STATED PROBLEM — Using the listing below, extract each line that has the word "Gewitter" in it.

RECORDED DATA —
◇ ◇ ◇ ◇

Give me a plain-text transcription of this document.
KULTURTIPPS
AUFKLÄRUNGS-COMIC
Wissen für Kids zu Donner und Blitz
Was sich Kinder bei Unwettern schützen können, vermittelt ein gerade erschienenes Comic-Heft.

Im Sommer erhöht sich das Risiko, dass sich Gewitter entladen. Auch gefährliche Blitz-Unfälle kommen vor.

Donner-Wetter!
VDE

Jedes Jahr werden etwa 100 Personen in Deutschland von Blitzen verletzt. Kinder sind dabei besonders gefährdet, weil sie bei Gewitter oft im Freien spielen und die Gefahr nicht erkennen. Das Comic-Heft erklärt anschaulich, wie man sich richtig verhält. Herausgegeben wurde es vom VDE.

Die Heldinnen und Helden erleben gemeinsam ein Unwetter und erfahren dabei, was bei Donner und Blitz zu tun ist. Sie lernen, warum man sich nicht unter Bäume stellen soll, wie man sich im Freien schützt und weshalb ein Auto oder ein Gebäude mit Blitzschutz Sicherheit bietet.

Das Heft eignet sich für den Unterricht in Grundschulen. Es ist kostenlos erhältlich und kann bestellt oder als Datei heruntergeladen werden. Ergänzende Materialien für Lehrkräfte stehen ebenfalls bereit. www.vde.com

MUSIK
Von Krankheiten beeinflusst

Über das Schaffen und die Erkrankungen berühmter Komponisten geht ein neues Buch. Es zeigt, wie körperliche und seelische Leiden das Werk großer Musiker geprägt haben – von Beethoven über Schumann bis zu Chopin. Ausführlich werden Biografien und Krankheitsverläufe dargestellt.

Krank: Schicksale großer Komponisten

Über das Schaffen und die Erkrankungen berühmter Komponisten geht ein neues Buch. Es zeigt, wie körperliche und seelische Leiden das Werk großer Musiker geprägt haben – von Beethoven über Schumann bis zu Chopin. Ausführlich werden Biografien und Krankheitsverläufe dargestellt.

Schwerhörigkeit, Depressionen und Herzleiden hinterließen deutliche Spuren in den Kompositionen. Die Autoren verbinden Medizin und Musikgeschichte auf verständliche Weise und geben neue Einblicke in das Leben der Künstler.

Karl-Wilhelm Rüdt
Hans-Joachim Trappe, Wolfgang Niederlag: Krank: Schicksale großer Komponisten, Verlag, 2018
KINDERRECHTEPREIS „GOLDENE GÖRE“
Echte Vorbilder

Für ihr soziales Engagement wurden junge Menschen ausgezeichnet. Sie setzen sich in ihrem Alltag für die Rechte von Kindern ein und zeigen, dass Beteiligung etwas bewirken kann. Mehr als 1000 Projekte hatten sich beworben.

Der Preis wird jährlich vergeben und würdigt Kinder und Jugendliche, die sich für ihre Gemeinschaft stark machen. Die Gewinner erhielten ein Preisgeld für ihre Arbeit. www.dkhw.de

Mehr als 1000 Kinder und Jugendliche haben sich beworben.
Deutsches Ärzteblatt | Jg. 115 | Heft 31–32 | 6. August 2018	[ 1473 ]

◇ ◇ ◇ ◇

OUTPUT OF THE TASK —
Im Sommer erhöht sich das Risiko, dass sich Gewitter entladen. Auch gefährliche Blitz-Unfälle kommen vor.
Jedes Jahr werden etwa 100 Personen in Deutschland von Blitzen verletzt. Kinder sind dabei besonders gefährdet, weil sie bei Gewitter oft im Freien spielen und die Gefahr nicht erkennen. Das Comic-Heft erklärt anschaulich, wie man sich richtig verhält. Herausgegeben wurde es vom VDE.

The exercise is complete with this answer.